▶ **Problem details**
Your task is to copy every line of the entries that contains "CalculatorView".

======== Recorded data

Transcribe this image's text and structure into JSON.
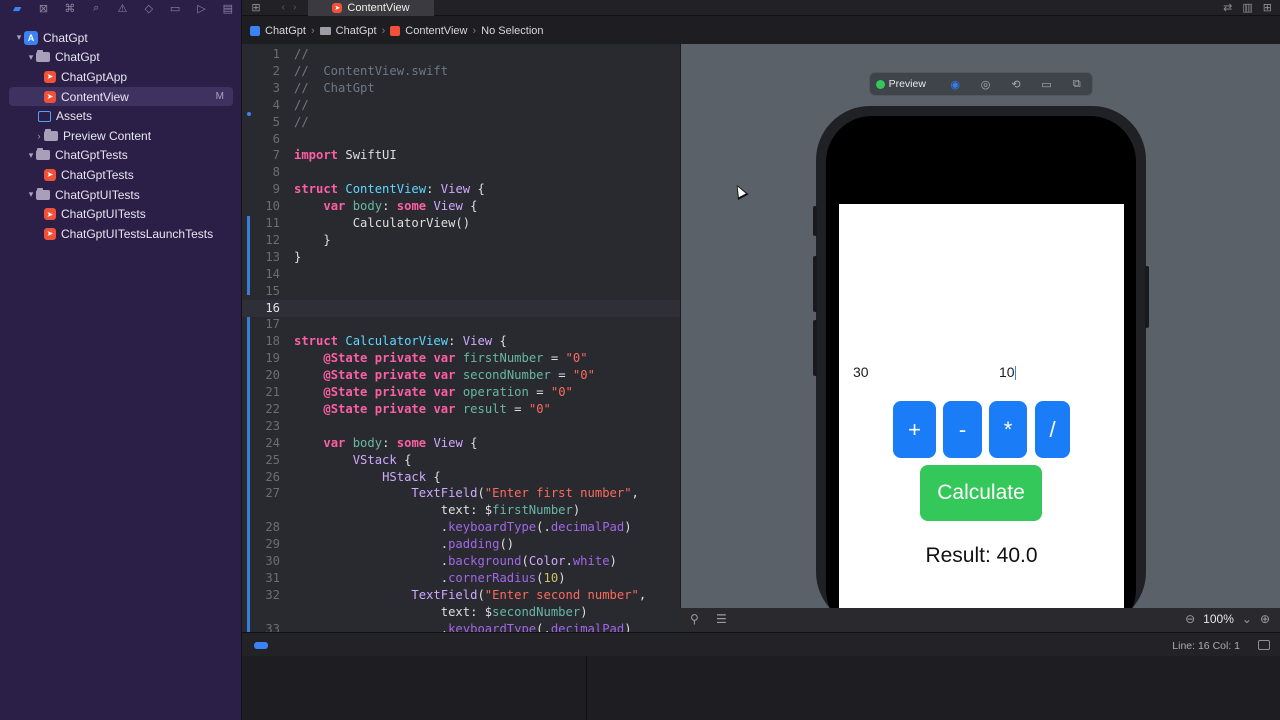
{
  "tab": {
    "active_label": "ContentView"
  },
  "breadcrumb": {
    "project": "ChatGpt",
    "folder": "ChatGpt",
    "file": "ContentView",
    "selection": "No Selection"
  },
  "sidebar": {
    "items": [
      {
        "label": "ChatGpt",
        "kind": "project"
      },
      {
        "label": "ChatGpt",
        "kind": "folder"
      },
      {
        "label": "ChatGptApp",
        "kind": "swift"
      },
      {
        "label": "ContentView",
        "kind": "swift",
        "badge": "M"
      },
      {
        "label": "Assets",
        "kind": "assets"
      },
      {
        "label": "Preview Content",
        "kind": "folder"
      },
      {
        "label": "ChatGptTests",
        "kind": "folder"
      },
      {
        "label": "ChatGptTests",
        "kind": "swift"
      },
      {
        "label": "ChatGptUITests",
        "kind": "folder"
      },
      {
        "label": "ChatGptUITests",
        "kind": "swift"
      },
      {
        "label": "ChatGptUITestsLaunchTests",
        "kind": "swift"
      }
    ]
  },
  "editor": {
    "current_line": 16,
    "lines": [
      {
        "n": "1",
        "code": "//"
      },
      {
        "n": "2",
        "code": "//  ContentView.swift"
      },
      {
        "n": "3",
        "code": "//  ChatGpt"
      },
      {
        "n": "4",
        "code": "//"
      },
      {
        "n": "5",
        "code": "//"
      },
      {
        "n": "6",
        "code": ""
      },
      {
        "n": "7",
        "code": "import SwiftUI"
      },
      {
        "n": "8",
        "code": ""
      },
      {
        "n": "9",
        "code": "struct ContentView: View {"
      },
      {
        "n": "10",
        "code": "    var body: some View {"
      },
      {
        "n": "11",
        "code": "        CalculatorView()"
      },
      {
        "n": "12",
        "code": "    }"
      },
      {
        "n": "13",
        "code": "}"
      },
      {
        "n": "14",
        "code": ""
      },
      {
        "n": "15",
        "code": ""
      },
      {
        "n": "16",
        "code": ""
      },
      {
        "n": "17",
        "code": ""
      },
      {
        "n": "18",
        "code": "struct CalculatorView: View {"
      },
      {
        "n": "19",
        "code": "    @State private var firstNumber = \"0\""
      },
      {
        "n": "20",
        "code": "    @State private var secondNumber = \"0\""
      },
      {
        "n": "21",
        "code": "    @State private var operation = \"0\""
      },
      {
        "n": "22",
        "code": "    @State private var result = \"0\""
      },
      {
        "n": "23",
        "code": ""
      },
      {
        "n": "24",
        "code": "    var body: some View {"
      },
      {
        "n": "25",
        "code": "        VStack {"
      },
      {
        "n": "26",
        "code": "            HStack {"
      },
      {
        "n": "27",
        "code": "                TextField(\"Enter first number\","
      },
      {
        "n": "",
        "code": "                    text: $firstNumber)"
      },
      {
        "n": "28",
        "code": "                    .keyboardType(.decimalPad)"
      },
      {
        "n": "29",
        "code": "                    .padding()"
      },
      {
        "n": "30",
        "code": "                    .background(Color.white)"
      },
      {
        "n": "31",
        "code": "                    .cornerRadius(10)"
      },
      {
        "n": "32",
        "code": "                TextField(\"Enter second number\","
      },
      {
        "n": "",
        "code": "                    text: $secondNumber)"
      },
      {
        "n": "33",
        "code": "                    .keyboardType(.decimalPad)"
      }
    ]
  },
  "preview": {
    "label": "Preview",
    "first_field": "30",
    "second_field": "10",
    "operators": [
      "+",
      "-",
      "*",
      "/"
    ],
    "calculate_label": "Calculate",
    "result_text": "Result: 40.0",
    "zoom": "100%",
    "accent": "#1a7cf6",
    "calc_color": "#34c759"
  },
  "status": {
    "text": "Line: 16  Col: 1"
  }
}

================

▶ **Solved problem**
        "code": "        CalculatorView()"
        "code": "struct CalculatorView: View {"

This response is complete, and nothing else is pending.